--- START Data shown ---

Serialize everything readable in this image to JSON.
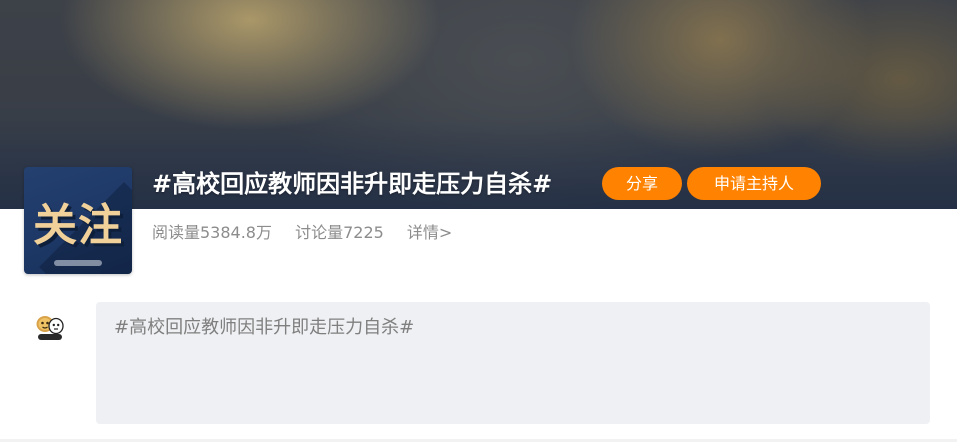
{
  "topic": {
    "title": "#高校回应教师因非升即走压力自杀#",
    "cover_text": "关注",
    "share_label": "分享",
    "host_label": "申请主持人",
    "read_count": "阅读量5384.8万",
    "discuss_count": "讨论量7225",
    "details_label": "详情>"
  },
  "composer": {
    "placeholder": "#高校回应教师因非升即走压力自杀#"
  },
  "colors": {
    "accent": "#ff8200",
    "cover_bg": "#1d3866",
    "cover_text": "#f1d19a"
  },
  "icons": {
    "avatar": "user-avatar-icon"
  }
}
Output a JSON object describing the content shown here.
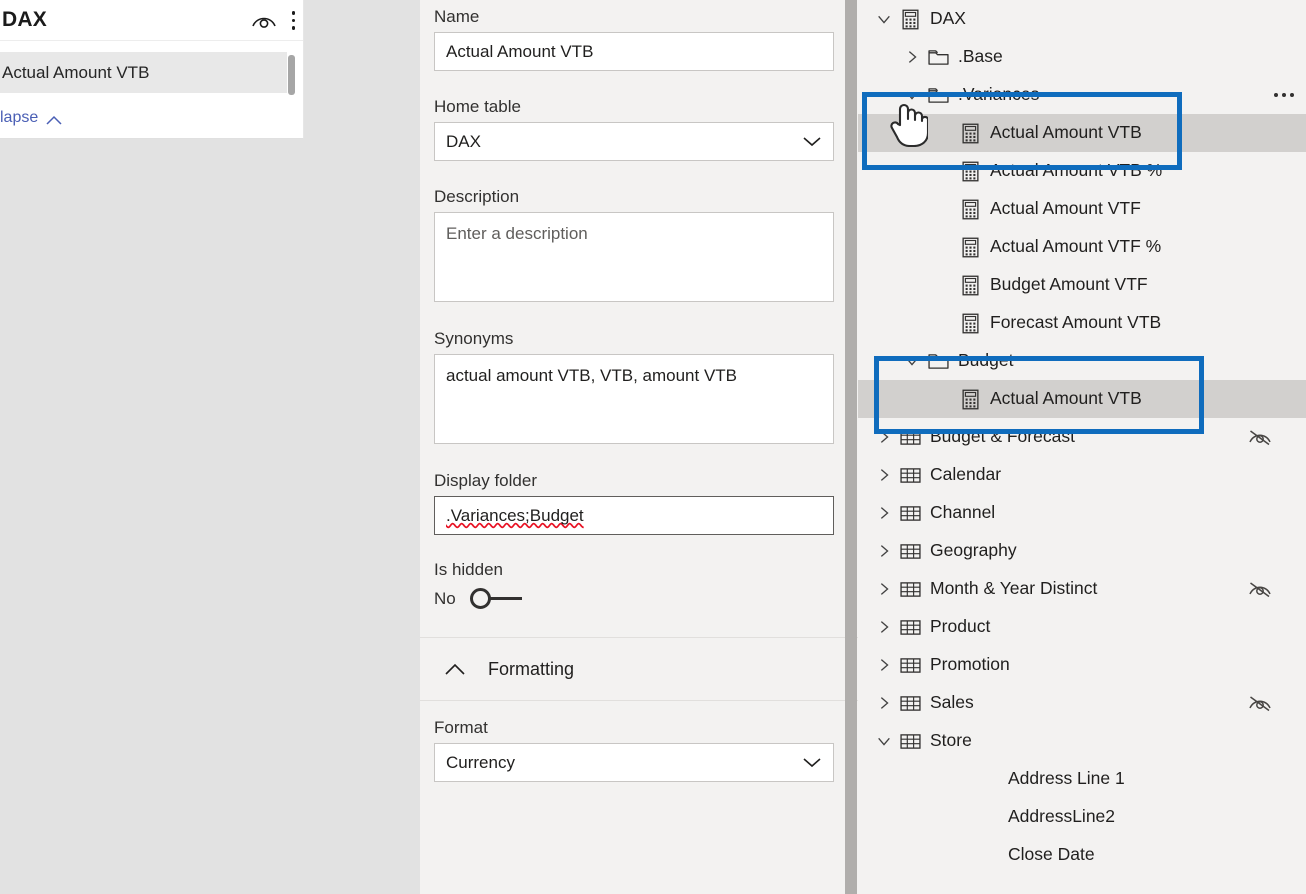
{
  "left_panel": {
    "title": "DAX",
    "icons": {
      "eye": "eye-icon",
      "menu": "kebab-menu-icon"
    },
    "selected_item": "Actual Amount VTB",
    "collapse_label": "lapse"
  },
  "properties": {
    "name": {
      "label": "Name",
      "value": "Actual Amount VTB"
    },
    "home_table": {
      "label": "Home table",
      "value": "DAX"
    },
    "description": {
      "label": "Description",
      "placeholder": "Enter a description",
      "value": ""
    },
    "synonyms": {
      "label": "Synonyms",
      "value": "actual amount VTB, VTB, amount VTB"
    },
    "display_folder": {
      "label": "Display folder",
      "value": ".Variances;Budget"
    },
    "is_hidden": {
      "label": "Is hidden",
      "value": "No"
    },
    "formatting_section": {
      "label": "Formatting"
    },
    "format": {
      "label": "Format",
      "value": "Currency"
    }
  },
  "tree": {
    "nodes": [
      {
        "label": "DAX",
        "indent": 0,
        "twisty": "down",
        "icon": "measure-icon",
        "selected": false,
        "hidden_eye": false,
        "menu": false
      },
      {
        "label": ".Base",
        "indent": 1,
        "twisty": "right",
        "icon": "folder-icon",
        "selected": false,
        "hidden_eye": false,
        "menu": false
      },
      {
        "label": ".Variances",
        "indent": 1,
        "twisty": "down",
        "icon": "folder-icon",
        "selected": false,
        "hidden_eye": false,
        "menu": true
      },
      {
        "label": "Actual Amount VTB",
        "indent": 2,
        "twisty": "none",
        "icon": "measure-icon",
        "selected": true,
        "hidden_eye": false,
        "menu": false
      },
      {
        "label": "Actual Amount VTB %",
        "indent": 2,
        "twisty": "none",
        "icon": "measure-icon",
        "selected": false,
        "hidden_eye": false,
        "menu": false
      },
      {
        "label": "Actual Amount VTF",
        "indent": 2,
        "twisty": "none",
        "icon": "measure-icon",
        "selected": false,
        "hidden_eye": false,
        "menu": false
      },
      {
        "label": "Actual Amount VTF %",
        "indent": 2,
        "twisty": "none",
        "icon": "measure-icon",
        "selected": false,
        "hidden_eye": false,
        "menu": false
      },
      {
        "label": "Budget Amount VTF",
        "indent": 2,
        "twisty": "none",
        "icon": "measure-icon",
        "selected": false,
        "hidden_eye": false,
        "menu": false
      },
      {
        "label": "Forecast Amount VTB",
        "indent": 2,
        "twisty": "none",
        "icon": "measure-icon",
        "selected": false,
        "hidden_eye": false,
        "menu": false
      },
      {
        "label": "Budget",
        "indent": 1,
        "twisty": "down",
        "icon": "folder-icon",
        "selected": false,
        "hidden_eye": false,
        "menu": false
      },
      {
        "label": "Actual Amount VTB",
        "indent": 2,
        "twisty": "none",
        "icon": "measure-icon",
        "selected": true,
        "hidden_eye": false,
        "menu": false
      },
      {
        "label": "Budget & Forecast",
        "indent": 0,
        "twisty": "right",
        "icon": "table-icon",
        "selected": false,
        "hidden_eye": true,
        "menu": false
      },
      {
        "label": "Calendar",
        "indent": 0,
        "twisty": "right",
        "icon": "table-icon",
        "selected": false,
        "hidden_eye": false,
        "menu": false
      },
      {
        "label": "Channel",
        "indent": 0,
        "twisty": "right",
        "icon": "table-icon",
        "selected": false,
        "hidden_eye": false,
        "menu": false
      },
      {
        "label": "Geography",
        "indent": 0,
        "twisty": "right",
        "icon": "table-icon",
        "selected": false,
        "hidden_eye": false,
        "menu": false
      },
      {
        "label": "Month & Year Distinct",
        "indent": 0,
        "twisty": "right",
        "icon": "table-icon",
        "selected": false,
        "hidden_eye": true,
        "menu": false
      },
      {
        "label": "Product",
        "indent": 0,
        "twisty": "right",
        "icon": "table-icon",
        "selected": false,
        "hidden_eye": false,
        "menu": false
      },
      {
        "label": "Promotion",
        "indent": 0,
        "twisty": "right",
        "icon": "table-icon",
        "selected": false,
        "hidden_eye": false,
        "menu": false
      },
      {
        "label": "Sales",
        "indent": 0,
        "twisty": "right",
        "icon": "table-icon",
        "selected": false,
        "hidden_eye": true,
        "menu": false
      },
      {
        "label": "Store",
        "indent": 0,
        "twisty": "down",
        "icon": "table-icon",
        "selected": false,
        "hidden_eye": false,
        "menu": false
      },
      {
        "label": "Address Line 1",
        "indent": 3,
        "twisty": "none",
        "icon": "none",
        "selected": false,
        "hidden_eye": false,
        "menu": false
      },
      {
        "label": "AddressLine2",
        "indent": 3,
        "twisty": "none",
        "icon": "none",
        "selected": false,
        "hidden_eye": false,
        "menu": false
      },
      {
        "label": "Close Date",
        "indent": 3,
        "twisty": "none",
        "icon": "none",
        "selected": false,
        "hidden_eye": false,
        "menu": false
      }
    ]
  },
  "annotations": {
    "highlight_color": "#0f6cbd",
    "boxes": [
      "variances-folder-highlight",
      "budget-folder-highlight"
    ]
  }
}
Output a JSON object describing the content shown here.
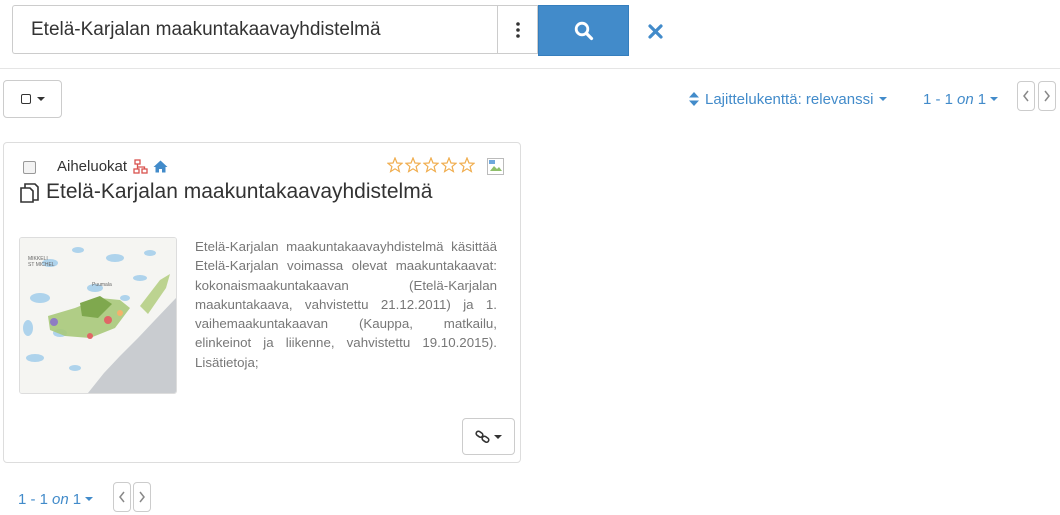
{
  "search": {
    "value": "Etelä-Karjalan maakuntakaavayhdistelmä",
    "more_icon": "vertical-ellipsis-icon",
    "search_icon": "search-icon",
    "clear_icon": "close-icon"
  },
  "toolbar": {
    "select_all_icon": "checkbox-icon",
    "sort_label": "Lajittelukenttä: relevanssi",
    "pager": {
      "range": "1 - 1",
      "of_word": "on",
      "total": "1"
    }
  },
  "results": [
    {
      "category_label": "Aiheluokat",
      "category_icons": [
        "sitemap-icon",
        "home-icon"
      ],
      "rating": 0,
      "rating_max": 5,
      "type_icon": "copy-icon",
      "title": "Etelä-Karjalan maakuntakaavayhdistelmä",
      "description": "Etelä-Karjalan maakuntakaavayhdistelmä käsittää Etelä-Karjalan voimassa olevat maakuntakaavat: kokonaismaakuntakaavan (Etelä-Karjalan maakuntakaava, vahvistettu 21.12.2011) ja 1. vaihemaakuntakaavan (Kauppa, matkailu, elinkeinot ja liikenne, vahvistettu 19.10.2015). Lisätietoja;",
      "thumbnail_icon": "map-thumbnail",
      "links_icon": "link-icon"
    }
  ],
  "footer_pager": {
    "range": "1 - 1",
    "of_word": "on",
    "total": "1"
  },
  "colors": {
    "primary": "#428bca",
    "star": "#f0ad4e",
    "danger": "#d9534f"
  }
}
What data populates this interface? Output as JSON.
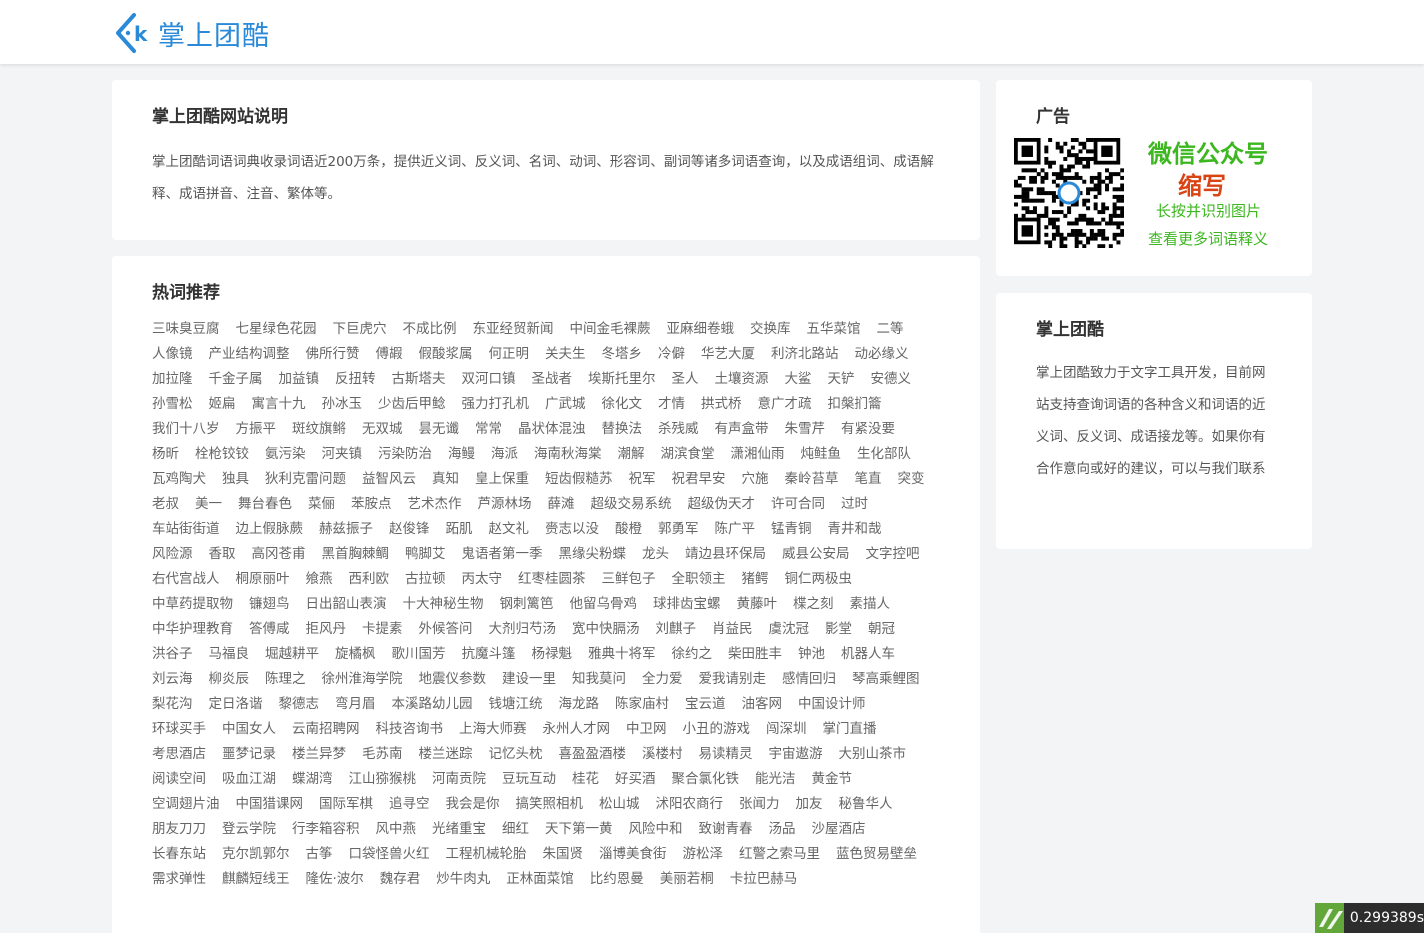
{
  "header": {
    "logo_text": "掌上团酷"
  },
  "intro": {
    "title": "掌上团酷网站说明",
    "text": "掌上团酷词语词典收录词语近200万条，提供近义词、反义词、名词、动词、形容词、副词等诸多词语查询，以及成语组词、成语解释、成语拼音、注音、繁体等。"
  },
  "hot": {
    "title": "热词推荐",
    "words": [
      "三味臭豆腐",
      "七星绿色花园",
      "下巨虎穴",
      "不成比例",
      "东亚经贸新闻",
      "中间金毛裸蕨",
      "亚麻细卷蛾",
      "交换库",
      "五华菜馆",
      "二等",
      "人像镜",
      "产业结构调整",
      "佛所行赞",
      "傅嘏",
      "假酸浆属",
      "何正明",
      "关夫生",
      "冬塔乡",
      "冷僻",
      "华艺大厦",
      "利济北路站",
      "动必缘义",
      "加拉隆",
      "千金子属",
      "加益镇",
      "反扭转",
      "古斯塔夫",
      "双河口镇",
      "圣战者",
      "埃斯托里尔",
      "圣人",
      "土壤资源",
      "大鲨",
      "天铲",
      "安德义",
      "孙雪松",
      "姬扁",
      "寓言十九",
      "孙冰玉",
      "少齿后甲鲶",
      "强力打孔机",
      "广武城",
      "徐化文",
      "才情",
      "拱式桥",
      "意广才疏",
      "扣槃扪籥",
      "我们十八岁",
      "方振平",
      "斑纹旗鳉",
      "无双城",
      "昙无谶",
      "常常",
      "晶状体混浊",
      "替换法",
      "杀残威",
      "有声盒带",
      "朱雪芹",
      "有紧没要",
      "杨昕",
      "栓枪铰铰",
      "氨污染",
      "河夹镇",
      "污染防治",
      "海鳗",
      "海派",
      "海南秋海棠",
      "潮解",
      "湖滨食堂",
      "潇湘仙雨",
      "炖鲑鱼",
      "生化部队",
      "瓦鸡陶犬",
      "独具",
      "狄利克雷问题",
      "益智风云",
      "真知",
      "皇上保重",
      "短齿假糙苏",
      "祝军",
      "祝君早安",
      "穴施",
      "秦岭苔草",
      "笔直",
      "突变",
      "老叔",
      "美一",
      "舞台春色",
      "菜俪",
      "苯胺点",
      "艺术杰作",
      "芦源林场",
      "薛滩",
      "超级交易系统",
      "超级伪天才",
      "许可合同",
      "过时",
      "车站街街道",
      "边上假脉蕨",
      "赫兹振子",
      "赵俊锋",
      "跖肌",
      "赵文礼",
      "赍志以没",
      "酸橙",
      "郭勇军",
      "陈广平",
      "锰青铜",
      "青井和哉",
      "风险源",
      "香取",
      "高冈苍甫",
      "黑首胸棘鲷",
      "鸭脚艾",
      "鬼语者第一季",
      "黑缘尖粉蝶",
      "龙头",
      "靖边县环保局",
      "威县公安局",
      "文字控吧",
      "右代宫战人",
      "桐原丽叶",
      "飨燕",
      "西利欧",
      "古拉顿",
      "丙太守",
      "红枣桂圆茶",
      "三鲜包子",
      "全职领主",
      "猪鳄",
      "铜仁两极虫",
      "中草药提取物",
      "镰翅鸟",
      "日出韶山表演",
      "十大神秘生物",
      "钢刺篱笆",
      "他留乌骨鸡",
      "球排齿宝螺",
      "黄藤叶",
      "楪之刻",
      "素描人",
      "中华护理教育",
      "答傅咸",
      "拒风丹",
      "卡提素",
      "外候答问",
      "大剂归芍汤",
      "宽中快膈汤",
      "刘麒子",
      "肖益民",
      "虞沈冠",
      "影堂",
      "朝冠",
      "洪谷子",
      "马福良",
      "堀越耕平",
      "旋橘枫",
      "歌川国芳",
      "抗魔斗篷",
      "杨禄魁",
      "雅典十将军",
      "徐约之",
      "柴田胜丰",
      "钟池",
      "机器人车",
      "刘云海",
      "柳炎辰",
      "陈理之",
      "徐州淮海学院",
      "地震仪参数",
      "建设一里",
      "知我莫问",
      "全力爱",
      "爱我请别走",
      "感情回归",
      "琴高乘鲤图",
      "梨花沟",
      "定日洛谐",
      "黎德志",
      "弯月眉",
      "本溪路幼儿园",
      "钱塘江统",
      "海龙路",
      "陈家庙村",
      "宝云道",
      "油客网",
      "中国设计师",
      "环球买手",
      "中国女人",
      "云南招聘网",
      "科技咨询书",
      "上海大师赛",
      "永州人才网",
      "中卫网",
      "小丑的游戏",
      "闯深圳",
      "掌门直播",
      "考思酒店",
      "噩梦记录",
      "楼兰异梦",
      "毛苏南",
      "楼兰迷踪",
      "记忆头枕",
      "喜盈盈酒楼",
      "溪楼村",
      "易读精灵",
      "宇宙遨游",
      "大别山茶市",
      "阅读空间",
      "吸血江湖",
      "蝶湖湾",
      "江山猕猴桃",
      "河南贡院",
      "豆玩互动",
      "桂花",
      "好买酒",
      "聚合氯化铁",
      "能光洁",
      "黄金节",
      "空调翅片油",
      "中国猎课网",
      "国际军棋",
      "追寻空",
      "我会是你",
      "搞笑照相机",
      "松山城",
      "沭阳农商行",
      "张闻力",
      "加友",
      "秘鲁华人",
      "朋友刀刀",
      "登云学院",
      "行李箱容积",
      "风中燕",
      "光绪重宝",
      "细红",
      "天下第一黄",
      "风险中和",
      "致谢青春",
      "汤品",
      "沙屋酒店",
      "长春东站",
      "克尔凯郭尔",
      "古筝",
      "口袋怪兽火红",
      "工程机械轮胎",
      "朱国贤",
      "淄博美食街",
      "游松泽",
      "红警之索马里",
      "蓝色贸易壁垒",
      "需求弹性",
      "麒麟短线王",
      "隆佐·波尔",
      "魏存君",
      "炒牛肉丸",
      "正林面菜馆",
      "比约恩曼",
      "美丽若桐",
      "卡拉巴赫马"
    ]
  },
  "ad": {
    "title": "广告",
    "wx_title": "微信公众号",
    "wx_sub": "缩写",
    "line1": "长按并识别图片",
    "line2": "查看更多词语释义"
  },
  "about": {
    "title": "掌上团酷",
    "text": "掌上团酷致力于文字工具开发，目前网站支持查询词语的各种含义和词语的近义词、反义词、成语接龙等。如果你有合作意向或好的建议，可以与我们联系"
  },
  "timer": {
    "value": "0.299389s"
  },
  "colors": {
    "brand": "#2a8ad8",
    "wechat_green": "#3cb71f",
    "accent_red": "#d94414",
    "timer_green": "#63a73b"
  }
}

--- END Data shown ---

• **Goal of the exercise**
In the entries above, find each line with the string "this" and copy it.

• **Exercise response**
Serialize everything readable in this image to JSON.
What data populates this interface? Output as JSON.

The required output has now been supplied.